AIM:
Check every line below for the word "JSON" and copy the ones that have it.
-- BEGIN GIVEN DATA --
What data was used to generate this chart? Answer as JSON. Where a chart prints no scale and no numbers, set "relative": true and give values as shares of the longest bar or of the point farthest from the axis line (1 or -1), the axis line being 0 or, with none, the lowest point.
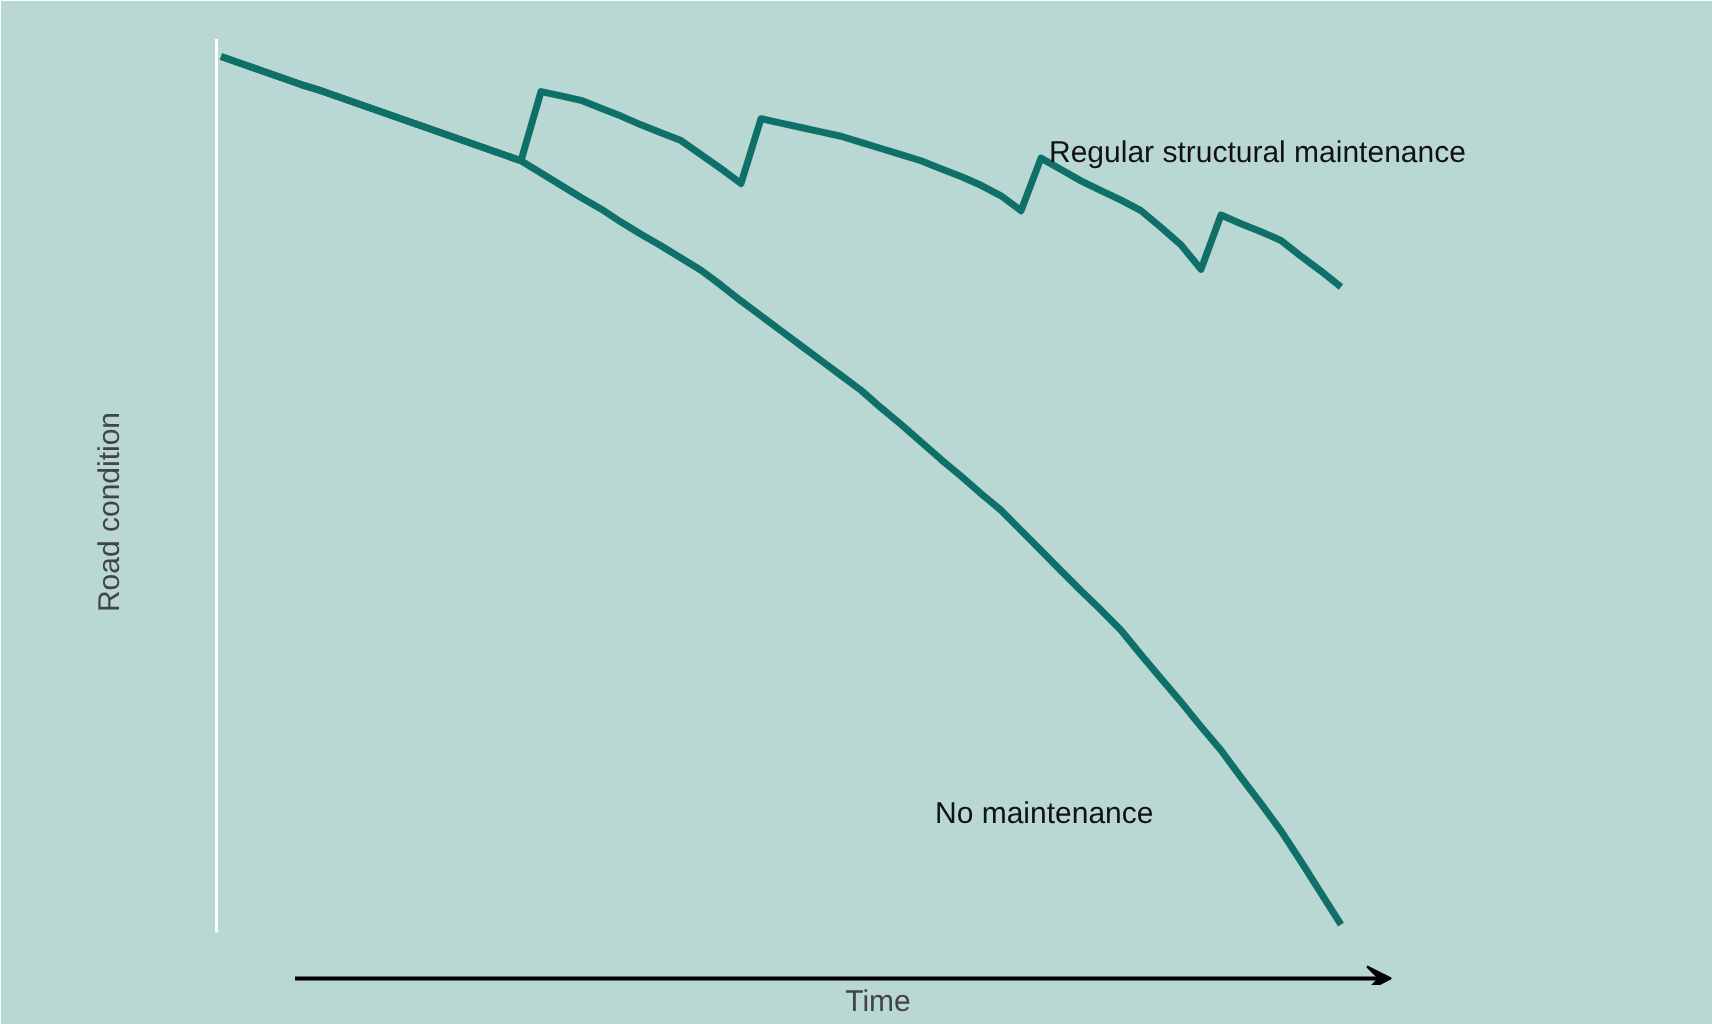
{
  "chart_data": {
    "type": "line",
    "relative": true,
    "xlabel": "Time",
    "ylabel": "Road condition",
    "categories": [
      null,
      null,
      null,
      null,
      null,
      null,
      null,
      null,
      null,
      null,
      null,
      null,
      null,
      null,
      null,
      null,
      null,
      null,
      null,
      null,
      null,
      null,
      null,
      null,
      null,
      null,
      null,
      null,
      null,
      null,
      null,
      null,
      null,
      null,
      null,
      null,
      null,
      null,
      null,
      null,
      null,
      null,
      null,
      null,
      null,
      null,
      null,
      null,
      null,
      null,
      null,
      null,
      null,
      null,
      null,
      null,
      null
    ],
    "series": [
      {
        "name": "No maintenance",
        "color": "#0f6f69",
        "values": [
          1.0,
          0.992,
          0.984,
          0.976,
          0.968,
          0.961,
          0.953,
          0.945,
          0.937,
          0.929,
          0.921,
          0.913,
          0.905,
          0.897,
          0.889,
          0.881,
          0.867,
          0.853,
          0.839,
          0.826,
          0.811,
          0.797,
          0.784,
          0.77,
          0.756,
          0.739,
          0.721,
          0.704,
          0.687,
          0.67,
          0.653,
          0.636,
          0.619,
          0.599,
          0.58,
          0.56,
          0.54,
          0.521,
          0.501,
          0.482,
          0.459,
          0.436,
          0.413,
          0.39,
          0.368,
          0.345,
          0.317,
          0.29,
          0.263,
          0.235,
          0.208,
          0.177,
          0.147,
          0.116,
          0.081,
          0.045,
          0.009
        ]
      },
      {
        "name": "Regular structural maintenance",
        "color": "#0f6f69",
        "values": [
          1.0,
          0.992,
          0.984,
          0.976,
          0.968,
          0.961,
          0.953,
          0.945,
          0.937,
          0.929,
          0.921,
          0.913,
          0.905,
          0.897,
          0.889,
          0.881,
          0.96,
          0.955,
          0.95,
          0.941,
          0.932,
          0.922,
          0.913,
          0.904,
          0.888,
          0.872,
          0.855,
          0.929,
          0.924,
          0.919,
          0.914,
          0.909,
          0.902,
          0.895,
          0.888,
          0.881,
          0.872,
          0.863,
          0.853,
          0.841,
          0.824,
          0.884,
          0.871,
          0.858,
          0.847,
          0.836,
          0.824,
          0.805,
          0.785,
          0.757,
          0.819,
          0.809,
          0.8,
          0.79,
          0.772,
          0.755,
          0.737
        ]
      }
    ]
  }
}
-- END GIVEN DATA --
-- BEGIN GIVEN DATA --
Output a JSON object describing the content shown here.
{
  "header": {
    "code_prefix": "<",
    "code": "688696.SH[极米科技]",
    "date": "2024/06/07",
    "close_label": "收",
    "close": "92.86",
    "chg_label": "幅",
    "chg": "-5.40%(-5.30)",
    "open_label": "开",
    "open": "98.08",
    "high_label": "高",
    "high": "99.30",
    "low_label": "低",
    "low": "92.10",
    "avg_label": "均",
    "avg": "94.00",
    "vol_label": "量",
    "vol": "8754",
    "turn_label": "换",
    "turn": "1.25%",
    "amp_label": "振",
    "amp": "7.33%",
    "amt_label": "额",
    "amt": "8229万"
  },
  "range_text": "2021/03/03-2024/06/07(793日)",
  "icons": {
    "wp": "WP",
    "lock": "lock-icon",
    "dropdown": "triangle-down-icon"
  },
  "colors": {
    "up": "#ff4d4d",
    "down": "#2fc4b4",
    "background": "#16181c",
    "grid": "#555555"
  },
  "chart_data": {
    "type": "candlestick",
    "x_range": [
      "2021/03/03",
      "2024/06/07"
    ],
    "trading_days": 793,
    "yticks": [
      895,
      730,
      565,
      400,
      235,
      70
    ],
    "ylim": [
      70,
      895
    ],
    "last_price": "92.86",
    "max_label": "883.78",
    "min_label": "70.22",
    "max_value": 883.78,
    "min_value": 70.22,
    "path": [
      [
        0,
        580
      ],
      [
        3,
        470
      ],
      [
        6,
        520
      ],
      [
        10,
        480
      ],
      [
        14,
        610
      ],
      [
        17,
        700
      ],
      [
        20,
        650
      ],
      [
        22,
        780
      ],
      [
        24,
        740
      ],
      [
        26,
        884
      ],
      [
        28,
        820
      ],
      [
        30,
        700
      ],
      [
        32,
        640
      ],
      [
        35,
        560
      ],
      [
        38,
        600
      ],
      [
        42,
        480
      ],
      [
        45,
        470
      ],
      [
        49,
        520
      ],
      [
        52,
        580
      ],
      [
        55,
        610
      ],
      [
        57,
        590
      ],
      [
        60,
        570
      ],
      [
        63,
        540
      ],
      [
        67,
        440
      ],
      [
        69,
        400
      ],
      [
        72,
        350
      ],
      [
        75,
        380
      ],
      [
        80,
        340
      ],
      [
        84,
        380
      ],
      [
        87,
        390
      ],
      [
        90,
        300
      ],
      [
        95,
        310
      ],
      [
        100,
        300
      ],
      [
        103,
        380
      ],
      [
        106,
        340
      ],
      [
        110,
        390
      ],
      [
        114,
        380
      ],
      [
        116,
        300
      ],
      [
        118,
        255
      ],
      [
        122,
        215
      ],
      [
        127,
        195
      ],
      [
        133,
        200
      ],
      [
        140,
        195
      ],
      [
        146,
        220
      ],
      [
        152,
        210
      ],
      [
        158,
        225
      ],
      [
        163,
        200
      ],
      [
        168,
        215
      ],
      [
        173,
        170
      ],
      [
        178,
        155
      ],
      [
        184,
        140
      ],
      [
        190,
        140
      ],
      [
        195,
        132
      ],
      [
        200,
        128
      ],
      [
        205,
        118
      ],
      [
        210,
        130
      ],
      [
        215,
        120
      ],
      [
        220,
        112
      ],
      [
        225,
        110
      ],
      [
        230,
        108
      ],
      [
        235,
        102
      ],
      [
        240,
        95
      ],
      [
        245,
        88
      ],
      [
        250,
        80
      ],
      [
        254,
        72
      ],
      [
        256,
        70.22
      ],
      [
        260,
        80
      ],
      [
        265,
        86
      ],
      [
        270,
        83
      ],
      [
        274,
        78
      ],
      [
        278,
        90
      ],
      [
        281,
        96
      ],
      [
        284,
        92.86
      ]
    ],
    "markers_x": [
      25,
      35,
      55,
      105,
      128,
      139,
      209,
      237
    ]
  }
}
-- END GIVEN DATA --
-- BEGIN GIVEN DATA --
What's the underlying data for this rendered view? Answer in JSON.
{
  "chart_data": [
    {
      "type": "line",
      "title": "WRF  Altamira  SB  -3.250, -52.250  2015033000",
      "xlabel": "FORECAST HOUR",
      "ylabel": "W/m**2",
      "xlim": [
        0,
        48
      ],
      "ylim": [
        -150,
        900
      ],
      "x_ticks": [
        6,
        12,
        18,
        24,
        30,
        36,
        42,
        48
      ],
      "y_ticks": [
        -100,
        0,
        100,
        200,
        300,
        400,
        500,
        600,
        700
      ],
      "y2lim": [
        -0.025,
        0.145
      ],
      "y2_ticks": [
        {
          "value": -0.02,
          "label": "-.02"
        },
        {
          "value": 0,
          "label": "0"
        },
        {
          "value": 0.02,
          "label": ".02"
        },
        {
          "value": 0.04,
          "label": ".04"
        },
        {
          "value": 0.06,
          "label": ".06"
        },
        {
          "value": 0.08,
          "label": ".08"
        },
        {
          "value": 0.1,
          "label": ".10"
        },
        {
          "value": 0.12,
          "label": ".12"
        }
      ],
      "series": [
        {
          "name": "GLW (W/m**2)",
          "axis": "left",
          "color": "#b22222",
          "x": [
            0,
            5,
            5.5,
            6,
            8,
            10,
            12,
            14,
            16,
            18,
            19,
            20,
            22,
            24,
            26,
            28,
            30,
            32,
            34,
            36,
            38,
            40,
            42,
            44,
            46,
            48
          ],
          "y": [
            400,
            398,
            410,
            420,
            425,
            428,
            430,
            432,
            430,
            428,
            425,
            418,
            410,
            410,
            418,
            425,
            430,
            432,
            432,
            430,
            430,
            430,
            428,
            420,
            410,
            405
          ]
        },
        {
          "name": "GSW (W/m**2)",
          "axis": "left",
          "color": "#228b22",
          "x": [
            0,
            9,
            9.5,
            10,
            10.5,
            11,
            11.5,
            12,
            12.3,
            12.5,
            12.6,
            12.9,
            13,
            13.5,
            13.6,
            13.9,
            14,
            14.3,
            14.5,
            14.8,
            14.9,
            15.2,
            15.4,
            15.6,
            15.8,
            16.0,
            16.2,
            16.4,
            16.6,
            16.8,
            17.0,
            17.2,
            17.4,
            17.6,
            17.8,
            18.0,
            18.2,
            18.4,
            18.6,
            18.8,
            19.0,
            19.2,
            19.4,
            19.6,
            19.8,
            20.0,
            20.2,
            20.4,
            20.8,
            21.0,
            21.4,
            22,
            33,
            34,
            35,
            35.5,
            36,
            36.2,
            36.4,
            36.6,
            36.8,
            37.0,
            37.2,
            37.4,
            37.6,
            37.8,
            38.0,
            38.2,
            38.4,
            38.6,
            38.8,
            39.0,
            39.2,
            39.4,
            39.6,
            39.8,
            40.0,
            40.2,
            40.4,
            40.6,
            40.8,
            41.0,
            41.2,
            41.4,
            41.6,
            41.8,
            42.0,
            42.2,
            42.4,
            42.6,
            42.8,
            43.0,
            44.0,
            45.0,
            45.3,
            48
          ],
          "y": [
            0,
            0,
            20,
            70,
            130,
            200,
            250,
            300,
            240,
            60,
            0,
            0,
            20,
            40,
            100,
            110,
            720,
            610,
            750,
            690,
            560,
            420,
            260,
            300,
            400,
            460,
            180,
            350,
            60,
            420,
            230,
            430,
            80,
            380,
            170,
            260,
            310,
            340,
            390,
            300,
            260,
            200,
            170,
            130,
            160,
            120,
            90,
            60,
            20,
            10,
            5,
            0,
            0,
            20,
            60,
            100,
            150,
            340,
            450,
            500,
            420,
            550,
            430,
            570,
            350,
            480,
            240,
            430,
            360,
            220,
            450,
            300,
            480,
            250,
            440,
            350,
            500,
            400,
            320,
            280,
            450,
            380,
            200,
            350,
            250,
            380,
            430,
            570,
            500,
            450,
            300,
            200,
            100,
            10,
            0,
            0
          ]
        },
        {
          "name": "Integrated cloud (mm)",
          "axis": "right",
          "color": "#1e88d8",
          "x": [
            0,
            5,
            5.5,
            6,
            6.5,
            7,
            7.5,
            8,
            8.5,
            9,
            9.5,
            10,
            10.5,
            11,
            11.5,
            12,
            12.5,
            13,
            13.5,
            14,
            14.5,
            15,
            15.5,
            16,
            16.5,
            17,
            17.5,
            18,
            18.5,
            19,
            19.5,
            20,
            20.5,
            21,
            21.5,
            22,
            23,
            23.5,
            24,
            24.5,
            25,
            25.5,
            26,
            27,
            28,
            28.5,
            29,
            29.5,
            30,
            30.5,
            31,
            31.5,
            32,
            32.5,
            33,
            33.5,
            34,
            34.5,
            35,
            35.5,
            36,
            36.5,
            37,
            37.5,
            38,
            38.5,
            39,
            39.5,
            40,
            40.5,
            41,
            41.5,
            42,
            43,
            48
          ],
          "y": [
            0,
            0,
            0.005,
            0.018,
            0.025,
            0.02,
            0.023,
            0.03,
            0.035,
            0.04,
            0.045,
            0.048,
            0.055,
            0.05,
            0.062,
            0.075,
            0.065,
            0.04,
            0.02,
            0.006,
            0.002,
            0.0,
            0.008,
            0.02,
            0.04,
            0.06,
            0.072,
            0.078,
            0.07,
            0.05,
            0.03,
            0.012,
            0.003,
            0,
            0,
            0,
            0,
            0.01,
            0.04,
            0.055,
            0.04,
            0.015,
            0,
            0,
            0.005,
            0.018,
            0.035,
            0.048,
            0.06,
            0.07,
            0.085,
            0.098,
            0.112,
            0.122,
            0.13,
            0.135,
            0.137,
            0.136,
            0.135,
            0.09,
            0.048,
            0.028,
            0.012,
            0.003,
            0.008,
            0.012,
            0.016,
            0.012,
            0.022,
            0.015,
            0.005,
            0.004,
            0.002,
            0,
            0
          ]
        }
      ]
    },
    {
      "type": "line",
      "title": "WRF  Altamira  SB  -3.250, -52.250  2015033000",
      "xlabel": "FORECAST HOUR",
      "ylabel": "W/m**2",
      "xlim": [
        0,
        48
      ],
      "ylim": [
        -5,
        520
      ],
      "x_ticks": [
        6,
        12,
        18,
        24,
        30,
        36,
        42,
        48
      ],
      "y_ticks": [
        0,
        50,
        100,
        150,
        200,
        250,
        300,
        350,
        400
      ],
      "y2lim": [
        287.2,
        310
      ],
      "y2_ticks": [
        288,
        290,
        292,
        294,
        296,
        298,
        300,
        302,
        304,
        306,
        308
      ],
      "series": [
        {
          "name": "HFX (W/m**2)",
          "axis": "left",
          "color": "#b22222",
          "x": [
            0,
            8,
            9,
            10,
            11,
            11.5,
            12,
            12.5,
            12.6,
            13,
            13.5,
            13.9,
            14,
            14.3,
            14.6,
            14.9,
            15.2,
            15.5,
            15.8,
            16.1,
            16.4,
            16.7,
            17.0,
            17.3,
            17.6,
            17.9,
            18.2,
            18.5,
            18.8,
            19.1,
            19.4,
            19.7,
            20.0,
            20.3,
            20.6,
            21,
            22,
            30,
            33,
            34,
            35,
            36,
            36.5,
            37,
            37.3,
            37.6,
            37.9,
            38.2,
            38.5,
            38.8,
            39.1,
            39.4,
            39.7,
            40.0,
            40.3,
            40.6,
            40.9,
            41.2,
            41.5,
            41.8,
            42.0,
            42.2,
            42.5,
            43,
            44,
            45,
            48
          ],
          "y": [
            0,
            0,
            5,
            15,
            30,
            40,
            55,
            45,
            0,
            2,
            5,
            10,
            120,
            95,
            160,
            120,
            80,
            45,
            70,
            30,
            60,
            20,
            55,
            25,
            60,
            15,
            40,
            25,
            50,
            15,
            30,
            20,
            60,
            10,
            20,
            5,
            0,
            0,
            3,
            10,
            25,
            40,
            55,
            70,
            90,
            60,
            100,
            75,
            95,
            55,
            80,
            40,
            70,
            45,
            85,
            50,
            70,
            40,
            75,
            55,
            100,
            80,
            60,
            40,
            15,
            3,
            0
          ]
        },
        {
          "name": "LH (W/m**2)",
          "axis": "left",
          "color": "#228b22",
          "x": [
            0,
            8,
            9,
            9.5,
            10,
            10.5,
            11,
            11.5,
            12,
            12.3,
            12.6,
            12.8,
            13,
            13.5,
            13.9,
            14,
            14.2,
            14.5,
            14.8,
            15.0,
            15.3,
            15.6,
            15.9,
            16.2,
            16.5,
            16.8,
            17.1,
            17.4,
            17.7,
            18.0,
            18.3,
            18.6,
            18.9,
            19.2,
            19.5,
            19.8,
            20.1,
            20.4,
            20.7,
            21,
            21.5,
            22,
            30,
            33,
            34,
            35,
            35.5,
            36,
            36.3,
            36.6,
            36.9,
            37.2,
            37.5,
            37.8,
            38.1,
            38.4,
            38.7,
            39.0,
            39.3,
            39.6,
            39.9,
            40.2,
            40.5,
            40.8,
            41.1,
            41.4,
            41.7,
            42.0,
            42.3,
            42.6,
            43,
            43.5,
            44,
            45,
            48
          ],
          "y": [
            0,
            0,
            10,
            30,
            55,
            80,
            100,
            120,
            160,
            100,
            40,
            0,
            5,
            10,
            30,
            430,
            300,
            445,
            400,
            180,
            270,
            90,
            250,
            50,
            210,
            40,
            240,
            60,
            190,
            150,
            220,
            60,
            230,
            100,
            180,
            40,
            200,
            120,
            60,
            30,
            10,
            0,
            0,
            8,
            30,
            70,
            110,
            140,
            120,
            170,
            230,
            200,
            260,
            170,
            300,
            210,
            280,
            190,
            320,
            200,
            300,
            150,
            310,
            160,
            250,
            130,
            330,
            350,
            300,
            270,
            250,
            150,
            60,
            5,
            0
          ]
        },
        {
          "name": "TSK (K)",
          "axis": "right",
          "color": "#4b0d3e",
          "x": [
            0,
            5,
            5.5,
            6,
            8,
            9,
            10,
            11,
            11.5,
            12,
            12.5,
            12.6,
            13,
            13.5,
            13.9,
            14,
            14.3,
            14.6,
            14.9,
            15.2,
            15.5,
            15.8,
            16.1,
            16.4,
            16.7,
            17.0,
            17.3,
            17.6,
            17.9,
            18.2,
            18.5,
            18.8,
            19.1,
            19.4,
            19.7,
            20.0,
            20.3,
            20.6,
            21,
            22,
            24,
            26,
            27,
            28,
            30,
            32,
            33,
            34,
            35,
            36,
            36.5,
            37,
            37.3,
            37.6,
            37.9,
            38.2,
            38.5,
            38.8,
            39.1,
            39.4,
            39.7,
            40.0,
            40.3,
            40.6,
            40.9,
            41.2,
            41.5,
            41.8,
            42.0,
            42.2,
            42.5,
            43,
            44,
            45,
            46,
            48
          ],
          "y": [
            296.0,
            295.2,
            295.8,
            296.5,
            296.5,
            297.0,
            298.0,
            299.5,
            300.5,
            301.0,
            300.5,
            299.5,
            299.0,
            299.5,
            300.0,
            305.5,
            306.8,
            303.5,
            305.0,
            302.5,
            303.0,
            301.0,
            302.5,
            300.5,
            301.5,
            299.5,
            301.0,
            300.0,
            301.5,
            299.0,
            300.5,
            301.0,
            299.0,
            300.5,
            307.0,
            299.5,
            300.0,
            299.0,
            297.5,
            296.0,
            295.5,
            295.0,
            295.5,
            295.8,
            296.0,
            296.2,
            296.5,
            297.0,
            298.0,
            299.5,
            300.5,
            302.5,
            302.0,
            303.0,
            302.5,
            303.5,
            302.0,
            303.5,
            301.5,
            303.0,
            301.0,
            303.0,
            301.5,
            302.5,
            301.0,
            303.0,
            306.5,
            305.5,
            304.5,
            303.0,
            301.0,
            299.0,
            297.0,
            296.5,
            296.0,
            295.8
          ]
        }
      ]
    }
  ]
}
-- END GIVEN DATA --
WRITTEN RESPONSE:
What data was used to generate this chart? Answer as JSON. Where a chart prints no scale and no numbers, set "relative": true and give values as shares of the longest bar or of the point farthest from the axis line (1 or -1), the axis line being 0 or, with none, the lowest point.
Output a JSON object describing the content shown here.
What's the underlying data for this rendered view? Answer in JSON.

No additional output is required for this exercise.